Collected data

════════════════

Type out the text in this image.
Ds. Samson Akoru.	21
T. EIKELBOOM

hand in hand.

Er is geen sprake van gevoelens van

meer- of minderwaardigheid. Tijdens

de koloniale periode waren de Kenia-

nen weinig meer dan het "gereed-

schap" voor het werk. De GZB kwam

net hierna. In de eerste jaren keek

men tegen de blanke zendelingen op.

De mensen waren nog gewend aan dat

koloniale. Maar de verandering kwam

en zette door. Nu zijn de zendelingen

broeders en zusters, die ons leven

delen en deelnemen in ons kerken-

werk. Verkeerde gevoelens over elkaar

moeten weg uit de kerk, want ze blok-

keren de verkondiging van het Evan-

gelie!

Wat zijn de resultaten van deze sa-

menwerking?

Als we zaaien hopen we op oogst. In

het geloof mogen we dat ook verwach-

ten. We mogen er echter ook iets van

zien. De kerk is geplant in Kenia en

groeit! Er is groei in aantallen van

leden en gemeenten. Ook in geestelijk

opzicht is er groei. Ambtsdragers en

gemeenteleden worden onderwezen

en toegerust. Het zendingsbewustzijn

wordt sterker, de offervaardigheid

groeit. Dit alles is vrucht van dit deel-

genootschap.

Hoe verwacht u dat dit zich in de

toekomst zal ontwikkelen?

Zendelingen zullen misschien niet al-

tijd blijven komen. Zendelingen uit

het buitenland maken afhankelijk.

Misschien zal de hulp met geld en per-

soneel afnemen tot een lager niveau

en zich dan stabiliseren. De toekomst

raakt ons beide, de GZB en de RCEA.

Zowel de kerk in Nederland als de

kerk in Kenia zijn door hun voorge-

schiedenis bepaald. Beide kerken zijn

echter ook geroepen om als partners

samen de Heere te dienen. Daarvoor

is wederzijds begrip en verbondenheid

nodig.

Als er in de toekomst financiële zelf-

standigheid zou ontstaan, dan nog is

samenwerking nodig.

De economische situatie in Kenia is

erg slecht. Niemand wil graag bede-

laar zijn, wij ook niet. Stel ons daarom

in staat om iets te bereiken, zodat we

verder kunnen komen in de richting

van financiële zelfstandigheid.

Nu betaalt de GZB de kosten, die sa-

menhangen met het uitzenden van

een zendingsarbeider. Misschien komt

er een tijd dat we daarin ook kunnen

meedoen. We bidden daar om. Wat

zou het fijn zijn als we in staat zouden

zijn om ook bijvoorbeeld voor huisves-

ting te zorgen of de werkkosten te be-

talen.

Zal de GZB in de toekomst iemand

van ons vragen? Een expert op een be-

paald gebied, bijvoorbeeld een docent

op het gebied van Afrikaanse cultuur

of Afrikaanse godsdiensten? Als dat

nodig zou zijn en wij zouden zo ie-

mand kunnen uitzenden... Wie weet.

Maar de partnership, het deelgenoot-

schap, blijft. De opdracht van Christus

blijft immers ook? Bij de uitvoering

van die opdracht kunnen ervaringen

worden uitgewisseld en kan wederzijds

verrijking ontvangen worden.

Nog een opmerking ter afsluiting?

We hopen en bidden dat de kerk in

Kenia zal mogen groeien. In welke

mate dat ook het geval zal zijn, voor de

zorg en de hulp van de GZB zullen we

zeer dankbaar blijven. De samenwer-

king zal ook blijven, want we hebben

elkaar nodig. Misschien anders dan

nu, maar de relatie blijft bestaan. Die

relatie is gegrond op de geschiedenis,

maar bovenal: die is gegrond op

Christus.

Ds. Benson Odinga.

════════════════

WHAT THE EXERCISE ASKS
Filter the records for lines holding the string "groeit". Copy each one.

CORRECT ANSWER
groeit! Er is groei in aantallen van
groeit. Dit alles is vrucht van dit deel-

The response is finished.